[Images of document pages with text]
--- START ---
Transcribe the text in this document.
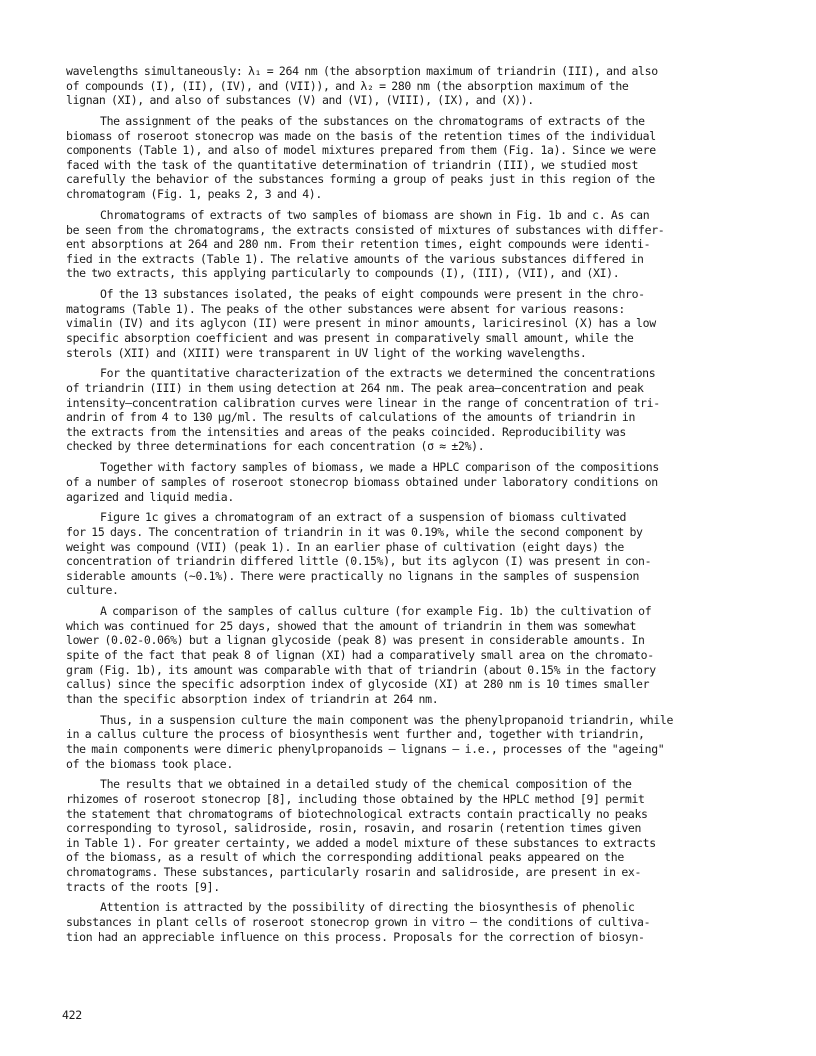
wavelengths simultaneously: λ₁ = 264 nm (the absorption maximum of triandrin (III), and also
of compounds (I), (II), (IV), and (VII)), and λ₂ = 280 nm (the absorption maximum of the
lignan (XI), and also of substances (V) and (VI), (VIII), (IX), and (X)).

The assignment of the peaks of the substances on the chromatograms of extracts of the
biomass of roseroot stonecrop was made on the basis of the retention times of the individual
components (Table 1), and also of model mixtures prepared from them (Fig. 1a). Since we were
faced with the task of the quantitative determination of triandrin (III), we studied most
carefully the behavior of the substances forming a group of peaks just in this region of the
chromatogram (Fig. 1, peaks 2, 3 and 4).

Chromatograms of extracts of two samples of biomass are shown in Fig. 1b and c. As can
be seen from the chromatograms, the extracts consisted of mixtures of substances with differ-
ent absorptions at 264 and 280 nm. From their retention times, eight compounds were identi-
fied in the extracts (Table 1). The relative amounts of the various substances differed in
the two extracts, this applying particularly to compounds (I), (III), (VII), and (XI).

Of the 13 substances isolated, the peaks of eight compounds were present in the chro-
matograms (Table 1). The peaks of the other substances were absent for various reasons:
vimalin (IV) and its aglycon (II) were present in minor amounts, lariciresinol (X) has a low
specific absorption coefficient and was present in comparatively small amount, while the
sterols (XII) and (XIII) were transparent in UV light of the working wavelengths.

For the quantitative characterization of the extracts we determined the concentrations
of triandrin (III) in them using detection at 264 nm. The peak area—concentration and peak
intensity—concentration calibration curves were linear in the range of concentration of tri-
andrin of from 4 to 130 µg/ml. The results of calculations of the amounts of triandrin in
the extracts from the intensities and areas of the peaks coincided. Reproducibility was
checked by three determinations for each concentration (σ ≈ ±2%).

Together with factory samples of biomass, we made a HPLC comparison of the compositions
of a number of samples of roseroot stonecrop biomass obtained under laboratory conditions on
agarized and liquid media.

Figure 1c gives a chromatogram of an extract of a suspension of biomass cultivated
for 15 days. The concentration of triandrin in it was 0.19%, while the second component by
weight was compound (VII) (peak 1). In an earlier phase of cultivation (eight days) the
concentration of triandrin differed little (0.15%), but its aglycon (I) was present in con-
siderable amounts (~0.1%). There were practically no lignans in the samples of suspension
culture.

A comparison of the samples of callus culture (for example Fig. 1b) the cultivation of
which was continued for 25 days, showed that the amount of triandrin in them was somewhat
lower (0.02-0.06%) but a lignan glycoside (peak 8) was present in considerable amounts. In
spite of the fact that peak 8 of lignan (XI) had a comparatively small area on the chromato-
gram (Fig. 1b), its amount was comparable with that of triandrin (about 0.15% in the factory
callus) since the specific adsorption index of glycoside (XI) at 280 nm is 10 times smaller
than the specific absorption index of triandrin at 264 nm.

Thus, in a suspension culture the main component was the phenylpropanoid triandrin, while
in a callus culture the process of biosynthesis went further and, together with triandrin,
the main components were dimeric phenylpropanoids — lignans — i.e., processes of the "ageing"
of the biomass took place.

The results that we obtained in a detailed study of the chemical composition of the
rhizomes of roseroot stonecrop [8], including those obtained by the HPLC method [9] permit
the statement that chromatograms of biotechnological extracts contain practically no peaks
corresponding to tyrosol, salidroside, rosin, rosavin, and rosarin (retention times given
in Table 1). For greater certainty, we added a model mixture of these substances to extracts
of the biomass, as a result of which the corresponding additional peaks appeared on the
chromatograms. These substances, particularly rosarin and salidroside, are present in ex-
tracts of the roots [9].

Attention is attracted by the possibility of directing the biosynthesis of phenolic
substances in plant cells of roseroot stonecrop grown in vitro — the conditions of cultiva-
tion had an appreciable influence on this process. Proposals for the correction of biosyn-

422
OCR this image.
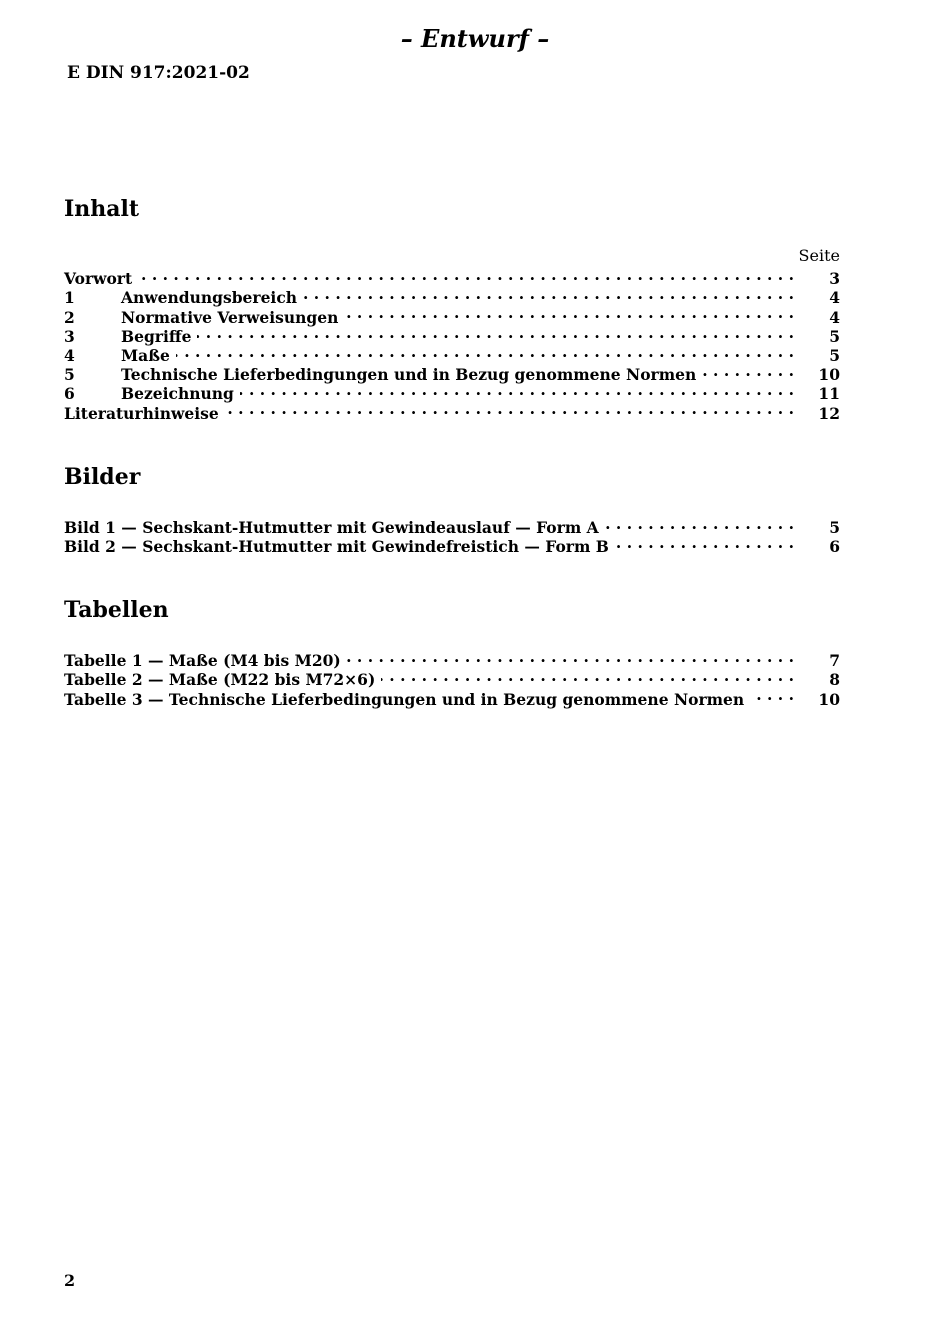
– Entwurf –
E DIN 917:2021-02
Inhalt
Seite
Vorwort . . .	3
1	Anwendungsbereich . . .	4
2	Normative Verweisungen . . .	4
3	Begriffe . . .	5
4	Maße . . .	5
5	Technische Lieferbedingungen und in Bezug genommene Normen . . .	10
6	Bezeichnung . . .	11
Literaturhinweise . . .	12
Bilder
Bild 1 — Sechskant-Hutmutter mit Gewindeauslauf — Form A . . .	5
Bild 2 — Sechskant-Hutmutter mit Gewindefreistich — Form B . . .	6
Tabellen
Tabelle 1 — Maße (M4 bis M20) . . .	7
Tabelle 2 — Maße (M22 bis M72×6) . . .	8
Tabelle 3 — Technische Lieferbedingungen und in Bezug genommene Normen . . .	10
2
--- END ---
--- START ---
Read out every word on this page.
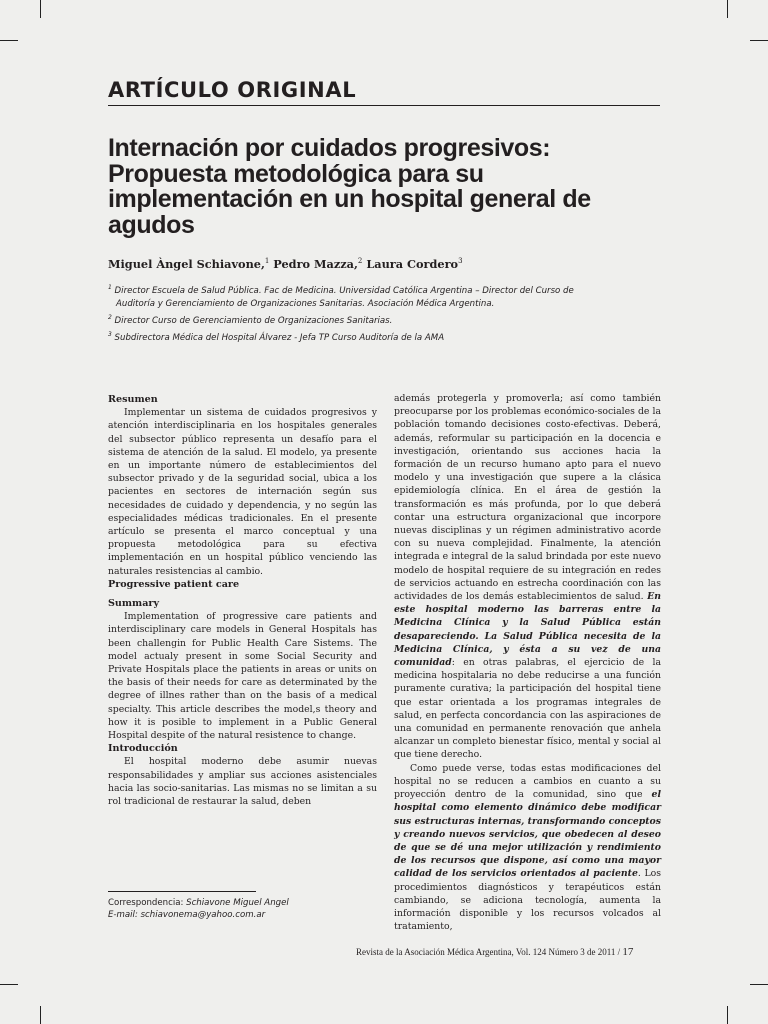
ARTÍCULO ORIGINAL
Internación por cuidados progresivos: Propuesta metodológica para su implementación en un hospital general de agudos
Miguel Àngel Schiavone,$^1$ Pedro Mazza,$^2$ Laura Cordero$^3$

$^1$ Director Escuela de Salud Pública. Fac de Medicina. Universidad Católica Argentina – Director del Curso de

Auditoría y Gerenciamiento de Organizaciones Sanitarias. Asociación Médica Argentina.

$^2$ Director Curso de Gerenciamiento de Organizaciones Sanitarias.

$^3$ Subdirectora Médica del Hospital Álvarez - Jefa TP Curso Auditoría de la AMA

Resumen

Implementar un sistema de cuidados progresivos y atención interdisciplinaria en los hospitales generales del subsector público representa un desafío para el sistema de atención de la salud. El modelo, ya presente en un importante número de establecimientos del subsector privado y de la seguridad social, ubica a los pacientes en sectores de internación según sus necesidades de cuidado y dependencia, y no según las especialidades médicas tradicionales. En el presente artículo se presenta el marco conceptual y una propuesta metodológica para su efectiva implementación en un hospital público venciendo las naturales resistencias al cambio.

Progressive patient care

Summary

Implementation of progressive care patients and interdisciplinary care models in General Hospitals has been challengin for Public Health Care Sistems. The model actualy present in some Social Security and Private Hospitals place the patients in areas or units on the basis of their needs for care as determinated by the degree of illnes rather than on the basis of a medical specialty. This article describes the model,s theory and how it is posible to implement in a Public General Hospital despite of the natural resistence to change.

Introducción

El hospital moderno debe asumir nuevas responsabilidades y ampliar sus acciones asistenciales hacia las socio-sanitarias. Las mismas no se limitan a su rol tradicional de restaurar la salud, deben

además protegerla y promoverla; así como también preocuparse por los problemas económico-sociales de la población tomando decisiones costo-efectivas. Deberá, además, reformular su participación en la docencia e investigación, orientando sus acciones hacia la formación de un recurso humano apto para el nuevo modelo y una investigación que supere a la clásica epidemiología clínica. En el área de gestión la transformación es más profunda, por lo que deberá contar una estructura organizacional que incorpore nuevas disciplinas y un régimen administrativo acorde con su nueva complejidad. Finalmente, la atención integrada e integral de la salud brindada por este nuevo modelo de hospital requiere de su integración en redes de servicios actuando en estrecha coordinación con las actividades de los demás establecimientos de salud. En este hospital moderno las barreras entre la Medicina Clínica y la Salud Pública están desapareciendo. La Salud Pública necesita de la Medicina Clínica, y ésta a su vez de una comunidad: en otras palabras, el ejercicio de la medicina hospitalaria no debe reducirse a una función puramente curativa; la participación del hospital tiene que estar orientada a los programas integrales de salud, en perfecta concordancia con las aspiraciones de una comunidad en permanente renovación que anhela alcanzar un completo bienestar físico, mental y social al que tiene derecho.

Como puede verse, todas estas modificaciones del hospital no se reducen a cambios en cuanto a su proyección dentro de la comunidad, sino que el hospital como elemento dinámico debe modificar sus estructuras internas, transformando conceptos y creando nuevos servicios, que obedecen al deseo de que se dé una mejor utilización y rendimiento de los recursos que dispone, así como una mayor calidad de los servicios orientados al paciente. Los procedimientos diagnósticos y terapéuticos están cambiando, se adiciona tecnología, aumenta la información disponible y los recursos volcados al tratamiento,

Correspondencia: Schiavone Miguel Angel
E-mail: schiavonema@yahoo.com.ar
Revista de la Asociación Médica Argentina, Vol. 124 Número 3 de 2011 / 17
--- END ---
--- START ---
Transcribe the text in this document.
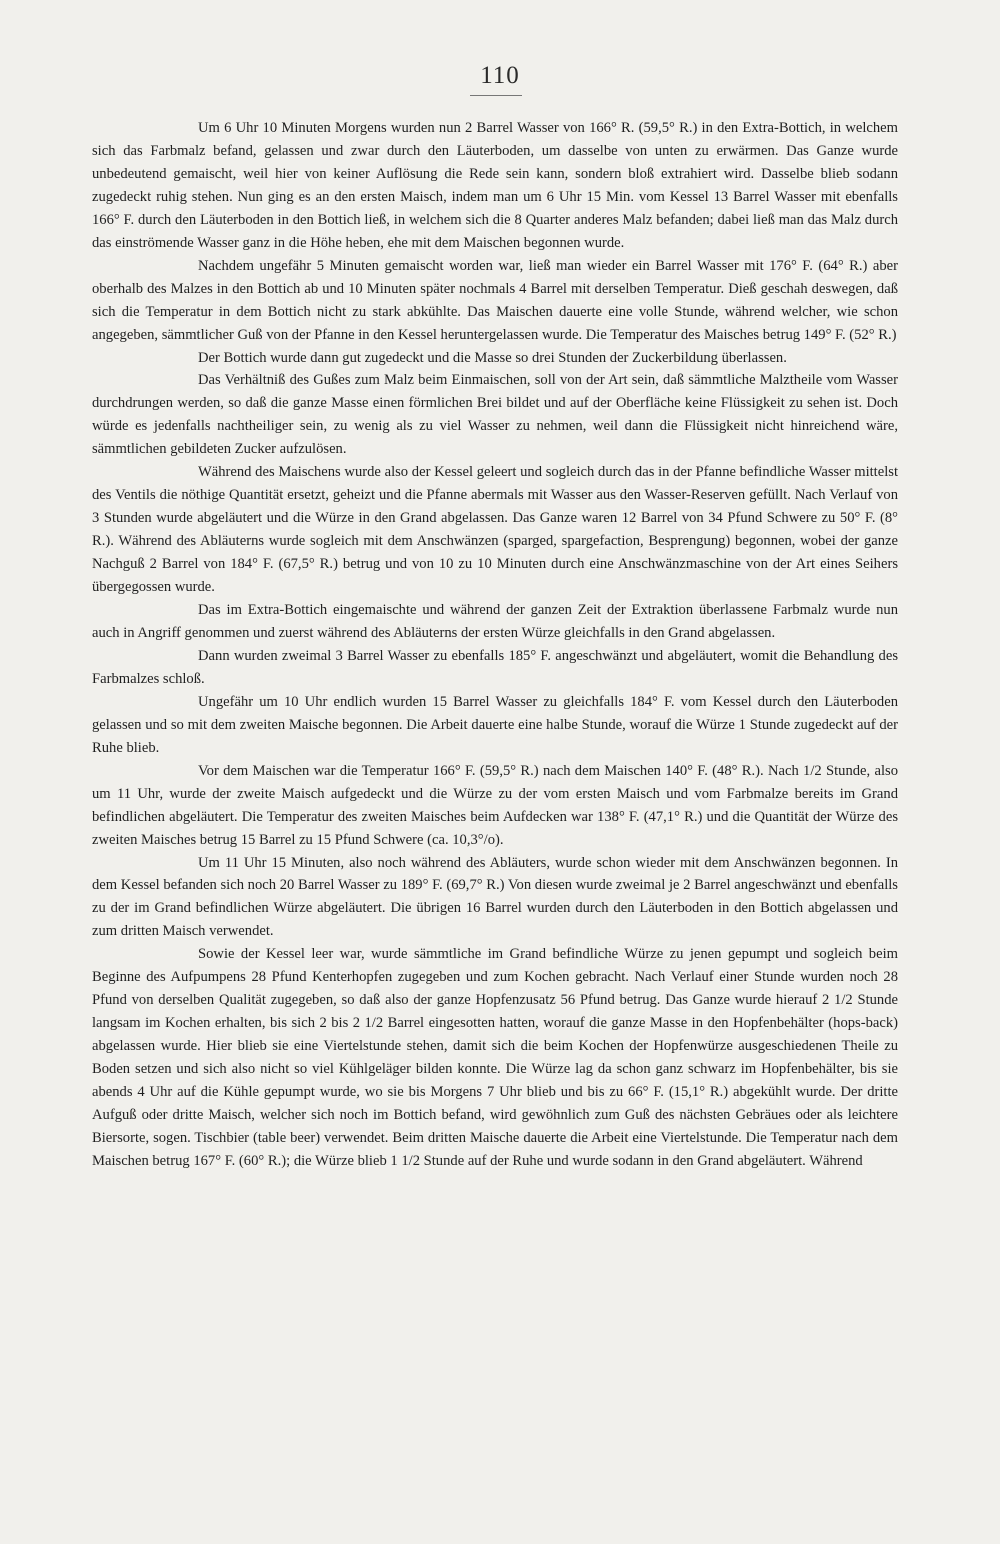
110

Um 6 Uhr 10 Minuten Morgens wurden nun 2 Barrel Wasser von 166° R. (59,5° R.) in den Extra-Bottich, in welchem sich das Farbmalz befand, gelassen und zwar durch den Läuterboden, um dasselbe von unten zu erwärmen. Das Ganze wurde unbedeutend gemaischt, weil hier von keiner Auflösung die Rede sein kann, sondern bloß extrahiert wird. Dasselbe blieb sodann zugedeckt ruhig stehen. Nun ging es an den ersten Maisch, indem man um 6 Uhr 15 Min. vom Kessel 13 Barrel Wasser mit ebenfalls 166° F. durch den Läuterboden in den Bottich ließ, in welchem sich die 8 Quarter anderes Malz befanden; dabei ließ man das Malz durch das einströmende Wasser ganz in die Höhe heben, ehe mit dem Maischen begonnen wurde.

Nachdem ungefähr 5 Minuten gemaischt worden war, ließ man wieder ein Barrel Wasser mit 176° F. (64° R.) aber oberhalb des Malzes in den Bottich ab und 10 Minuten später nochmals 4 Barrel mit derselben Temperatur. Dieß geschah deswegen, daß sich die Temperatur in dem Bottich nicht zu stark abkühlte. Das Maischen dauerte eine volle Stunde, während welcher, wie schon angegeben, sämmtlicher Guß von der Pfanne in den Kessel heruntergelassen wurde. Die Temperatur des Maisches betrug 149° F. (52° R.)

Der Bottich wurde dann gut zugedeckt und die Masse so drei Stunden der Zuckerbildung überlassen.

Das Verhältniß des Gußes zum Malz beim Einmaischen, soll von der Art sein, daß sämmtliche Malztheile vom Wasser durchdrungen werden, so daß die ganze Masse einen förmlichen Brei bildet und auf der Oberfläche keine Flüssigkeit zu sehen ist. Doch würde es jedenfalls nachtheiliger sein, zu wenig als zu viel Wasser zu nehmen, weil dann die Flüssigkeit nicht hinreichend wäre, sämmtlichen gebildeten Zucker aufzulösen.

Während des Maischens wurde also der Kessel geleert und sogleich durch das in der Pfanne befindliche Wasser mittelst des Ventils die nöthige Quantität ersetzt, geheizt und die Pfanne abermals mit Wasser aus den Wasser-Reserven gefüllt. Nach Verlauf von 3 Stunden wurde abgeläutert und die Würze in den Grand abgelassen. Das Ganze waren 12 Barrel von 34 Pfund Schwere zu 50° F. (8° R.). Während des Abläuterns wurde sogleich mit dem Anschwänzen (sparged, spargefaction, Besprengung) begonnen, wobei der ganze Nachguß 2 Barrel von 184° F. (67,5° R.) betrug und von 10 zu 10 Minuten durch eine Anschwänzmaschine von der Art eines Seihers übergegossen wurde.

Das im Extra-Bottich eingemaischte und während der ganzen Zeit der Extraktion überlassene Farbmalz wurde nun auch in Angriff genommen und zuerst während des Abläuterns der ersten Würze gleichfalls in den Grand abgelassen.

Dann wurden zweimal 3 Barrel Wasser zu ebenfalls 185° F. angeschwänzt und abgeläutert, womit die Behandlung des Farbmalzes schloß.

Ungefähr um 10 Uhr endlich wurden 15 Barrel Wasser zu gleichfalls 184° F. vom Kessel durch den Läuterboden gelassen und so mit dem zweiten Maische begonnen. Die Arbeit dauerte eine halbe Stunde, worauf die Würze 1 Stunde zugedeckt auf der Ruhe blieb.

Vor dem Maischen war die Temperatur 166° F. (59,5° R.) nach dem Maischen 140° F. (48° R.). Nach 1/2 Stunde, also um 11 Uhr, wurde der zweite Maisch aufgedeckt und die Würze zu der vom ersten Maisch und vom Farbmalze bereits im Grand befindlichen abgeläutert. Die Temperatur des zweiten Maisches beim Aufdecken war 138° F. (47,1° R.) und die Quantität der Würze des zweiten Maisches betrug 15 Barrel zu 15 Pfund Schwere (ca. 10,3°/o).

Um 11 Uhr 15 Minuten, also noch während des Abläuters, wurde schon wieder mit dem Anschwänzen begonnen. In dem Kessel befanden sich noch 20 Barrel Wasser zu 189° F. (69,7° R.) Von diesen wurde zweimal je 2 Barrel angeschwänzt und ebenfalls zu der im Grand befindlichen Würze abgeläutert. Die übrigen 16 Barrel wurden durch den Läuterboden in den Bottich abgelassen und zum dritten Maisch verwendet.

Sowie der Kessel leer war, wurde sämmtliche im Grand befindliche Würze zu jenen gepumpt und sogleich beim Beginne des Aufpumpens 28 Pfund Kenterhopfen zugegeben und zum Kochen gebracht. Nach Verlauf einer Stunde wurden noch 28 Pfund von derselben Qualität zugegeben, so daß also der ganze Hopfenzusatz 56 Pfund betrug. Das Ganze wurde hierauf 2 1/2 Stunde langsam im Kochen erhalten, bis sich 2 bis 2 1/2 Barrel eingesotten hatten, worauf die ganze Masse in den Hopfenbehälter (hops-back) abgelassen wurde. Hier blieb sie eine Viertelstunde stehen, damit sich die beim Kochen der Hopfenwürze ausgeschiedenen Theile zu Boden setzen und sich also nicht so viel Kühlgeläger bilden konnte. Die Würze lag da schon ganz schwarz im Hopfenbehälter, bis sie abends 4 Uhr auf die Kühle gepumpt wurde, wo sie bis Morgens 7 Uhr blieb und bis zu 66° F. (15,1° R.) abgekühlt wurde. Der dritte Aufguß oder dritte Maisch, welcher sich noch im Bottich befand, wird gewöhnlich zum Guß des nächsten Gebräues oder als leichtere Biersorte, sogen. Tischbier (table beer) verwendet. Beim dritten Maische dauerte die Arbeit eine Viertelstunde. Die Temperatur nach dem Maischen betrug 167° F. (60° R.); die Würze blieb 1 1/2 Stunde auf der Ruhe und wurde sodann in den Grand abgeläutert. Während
--- END ---
Among the lines above, please find those with "Miguel" and copy them.

- [EXERCISE SOLUTION]
Miguel Àngel Schiavone,$^1$ Pedro Mazza,$^2$ Laura Cordero$^3$
Correspondencia: Schiavone Miguel Angel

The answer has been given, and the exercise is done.